» Given problem
Go through the records and show each line where the word "的最大值" occurs.

++++++

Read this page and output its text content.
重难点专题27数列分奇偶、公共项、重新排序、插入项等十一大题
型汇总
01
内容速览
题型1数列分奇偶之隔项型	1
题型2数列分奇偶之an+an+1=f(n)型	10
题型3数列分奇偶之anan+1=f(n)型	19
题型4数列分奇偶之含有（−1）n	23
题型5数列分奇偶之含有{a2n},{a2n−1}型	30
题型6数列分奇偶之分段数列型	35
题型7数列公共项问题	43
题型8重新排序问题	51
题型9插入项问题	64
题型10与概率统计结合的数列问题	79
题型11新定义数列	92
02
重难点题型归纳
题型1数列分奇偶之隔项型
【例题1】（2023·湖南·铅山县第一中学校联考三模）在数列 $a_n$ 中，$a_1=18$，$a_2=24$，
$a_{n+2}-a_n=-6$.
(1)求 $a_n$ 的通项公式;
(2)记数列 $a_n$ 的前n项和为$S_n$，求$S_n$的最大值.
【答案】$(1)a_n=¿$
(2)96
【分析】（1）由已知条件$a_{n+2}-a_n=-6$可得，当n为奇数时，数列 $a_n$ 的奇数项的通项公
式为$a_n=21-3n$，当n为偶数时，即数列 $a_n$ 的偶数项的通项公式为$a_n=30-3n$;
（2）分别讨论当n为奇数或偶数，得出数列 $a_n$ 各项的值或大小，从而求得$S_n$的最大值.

++++++

» Task output
(2)记数列 $a_n$ 的前n项和为$S_n$，求$S_n$的最大值.
（2）分别讨论当n为奇数或偶数，得出数列 $a_n$ 各项的值或大小，从而求得$S_n$的最大值.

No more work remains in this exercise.